━━━━━ Records supplied

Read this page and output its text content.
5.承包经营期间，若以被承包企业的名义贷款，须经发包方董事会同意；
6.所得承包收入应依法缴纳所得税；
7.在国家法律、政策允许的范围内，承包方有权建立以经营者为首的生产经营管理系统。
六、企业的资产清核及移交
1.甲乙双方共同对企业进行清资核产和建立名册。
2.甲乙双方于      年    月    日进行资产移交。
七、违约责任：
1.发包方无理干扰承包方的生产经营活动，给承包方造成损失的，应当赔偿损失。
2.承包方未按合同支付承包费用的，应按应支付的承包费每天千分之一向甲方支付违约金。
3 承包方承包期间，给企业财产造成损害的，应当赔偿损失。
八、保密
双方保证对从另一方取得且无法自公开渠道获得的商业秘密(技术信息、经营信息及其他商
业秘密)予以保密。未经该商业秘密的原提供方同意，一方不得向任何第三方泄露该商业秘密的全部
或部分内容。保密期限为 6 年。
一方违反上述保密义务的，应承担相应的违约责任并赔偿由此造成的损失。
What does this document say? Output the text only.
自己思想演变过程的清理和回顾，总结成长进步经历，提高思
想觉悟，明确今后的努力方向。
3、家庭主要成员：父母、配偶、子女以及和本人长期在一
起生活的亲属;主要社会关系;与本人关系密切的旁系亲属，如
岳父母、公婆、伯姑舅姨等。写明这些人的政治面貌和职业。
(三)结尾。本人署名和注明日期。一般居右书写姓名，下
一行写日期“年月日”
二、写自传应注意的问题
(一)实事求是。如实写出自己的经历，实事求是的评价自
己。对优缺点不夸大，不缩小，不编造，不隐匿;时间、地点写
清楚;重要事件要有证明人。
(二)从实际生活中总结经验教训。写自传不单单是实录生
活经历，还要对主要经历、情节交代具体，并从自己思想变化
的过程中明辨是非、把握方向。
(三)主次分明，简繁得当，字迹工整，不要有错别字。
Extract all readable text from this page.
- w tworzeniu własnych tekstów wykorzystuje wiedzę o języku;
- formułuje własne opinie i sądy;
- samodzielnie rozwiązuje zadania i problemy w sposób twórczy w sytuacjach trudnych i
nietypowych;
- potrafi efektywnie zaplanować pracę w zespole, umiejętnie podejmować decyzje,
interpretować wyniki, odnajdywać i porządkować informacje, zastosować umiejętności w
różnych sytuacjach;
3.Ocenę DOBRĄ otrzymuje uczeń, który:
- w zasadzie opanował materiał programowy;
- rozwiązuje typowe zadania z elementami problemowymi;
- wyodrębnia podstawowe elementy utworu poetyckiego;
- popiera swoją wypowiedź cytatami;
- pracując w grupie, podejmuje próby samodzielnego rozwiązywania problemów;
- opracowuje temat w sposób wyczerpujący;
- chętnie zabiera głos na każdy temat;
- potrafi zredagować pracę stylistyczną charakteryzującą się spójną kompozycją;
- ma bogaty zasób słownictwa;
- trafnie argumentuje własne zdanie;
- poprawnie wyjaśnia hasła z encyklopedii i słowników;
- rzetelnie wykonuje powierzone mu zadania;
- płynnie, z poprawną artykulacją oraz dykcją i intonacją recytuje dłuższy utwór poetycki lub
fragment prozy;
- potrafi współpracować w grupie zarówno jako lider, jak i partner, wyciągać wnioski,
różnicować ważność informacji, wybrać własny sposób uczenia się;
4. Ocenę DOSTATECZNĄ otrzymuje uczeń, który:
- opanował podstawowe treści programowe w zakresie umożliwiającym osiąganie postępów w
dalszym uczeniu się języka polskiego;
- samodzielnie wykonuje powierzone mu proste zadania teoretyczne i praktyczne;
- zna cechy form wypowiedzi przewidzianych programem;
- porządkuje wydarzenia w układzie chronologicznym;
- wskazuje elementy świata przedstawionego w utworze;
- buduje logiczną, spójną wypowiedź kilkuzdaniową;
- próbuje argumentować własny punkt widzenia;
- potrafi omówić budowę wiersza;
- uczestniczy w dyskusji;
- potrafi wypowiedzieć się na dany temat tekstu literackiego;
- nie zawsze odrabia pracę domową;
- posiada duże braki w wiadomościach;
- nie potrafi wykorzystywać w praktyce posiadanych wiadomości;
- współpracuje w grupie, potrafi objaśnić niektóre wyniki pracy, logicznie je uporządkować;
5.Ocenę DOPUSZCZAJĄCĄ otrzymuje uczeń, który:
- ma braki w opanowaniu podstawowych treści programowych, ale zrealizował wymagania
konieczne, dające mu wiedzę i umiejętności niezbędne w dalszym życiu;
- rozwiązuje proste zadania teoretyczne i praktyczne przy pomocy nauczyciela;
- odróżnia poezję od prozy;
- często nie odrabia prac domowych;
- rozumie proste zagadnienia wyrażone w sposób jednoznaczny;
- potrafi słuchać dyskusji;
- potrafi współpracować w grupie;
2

━━━━━━━━━━

*Task to carry out*.
Gather each line in these records that contains the string "opanował".

*Result of this task*.
- w zasadzie opanował materiał programowy;
- opanował podstawowe treści programowe w zakresie umożliwiającym osiąganie postępów w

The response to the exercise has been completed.